Aim of the task ▸ Pull out from the material below all lines with "shift".

---- Material

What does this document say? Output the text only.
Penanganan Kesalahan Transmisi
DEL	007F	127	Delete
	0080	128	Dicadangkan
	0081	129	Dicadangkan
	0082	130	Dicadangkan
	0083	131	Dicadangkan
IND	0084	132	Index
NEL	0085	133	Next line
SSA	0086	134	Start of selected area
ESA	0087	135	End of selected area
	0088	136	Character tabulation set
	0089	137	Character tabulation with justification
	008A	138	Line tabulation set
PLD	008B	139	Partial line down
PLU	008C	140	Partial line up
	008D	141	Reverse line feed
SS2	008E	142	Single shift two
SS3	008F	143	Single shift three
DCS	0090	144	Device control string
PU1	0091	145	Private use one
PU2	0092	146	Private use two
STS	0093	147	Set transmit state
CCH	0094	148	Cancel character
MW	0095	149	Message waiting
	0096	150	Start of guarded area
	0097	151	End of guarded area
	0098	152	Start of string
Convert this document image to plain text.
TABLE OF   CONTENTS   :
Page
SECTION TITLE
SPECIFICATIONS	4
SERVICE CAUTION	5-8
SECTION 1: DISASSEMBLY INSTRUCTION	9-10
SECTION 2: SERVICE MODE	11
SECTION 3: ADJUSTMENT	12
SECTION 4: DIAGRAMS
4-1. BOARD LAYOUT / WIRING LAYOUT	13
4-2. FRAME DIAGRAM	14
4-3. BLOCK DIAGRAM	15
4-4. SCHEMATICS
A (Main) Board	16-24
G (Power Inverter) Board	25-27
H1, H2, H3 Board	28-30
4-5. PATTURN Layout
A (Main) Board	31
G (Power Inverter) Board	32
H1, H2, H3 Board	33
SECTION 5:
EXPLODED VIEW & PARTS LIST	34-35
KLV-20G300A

--------

Output ▸
SS2	008E	142	Single shift two
SS3	008F	143	Single shift three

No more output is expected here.